Data excerpts:
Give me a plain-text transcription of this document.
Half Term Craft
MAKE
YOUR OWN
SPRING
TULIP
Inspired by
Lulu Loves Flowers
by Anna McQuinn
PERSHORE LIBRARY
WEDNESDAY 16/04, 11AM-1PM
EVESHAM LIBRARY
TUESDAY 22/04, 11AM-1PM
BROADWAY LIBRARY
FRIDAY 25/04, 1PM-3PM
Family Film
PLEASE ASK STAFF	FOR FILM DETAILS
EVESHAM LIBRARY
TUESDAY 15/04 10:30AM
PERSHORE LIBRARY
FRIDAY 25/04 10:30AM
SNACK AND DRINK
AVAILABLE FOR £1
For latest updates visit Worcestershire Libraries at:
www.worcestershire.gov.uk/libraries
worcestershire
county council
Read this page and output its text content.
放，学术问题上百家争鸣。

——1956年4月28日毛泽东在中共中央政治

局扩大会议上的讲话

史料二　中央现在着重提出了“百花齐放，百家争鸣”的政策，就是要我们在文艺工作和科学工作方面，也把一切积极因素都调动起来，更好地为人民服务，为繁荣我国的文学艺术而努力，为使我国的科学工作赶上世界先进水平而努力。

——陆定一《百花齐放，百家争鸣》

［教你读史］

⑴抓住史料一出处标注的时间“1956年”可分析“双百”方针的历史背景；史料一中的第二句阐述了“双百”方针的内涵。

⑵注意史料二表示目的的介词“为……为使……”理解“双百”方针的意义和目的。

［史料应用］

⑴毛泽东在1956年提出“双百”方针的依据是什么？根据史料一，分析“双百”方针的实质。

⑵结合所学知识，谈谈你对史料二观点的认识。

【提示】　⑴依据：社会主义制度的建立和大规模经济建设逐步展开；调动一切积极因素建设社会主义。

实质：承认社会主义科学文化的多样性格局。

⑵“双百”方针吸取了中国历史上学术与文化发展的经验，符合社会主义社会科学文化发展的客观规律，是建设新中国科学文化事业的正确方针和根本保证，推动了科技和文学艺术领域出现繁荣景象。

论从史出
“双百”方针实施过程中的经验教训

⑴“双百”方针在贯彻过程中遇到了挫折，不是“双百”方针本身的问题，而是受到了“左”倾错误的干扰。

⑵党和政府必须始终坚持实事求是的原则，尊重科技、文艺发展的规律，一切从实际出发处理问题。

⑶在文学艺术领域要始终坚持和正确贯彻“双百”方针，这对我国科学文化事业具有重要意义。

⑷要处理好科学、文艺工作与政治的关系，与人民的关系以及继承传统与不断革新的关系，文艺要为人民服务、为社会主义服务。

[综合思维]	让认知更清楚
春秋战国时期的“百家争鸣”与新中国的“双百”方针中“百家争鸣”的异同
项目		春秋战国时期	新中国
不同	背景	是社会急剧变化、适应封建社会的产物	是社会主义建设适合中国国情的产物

#### PROBLEM DETAILS:
Give back each line above precisely as it stands.

#### RESPONSE FOR THIS EXERCISE:
Give me a plain-text transcription of this document.
Half Term Craft
MAKE
YOUR OWN
SPRING
TULIP
Inspired by
Lulu Loves Flowers
by Anna McQuinn
PERSHORE LIBRARY
WEDNESDAY 16/04, 11AM-1PM
EVESHAM LIBRARY
TUESDAY 22/04, 11AM-1PM
BROADWAY LIBRARY
FRIDAY 25/04, 1PM-3PM
Family Film
PLEASE ASK STAFF	FOR FILM DETAILS
EVESHAM LIBRARY
TUESDAY 15/04 10:30AM
PERSHORE LIBRARY
FRIDAY 25/04 10:30AM
SNACK AND DRINK
AVAILABLE FOR £1
For latest updates visit Worcestershire Libraries at:
www.worcestershire.gov.uk/libraries
worcestershire
county council
Read this page and output its text content.
放，学术问题上百家争鸣。

——1956年4月28日毛泽东在中共中央政治

局扩大会议上的讲话

史料二　中央现在着重提出了“百花齐放，百家争鸣”的政策，就是要我们在文艺工作和科学工作方面，也把一切积极因素都调动起来，更好地为人民服务，为繁荣我国的文学艺术而努力，为使我国的科学工作赶上世界先进水平而努力。

——陆定一《百花齐放，百家争鸣》

［教你读史］

⑴抓住史料一出处标注的时间“1956年”可分析“双百”方针的历史背景；史料一中的第二句阐述了“双百”方针的内涵。

⑵注意史料二表示目的的介词“为……为使……”理解“双百”方针的意义和目的。

［史料应用］

⑴毛泽东在1956年提出“双百”方针的依据是什么？根据史料一，分析“双百”方针的实质。

⑵结合所学知识，谈谈你对史料二观点的认识。

【提示】　⑴依据：社会主义制度的建立和大规模经济建设逐步展开；调动一切积极因素建设社会主义。

实质：承认社会主义科学文化的多样性格局。

⑵“双百”方针吸取了中国历史上学术与文化发展的经验，符合社会主义社会科学文化发展的客观规律，是建设新中国科学文化事业的正确方针和根本保证，推动了科技和文学艺术领域出现繁荣景象。

论从史出
“双百”方针实施过程中的经验教训

⑴“双百”方针在贯彻过程中遇到了挫折，不是“双百”方针本身的问题，而是受到了“左”倾错误的干扰。

⑵党和政府必须始终坚持实事求是的原则，尊重科技、文艺发展的规律，一切从实际出发处理问题。

⑶在文学艺术领域要始终坚持和正确贯彻“双百”方针，这对我国科学文化事业具有重要意义。

⑷要处理好科学、文艺工作与政治的关系，与人民的关系以及继承传统与不断革新的关系，文艺要为人民服务、为社会主义服务。

[综合思维]	让认知更清楚
春秋战国时期的“百家争鸣”与新中国的“双百”方针中“百家争鸣”的异同
项目		春秋战国时期	新中国
不同	背景	是社会急剧变化、适应封建社会的产物	是社会主义建设适合中国国情的产物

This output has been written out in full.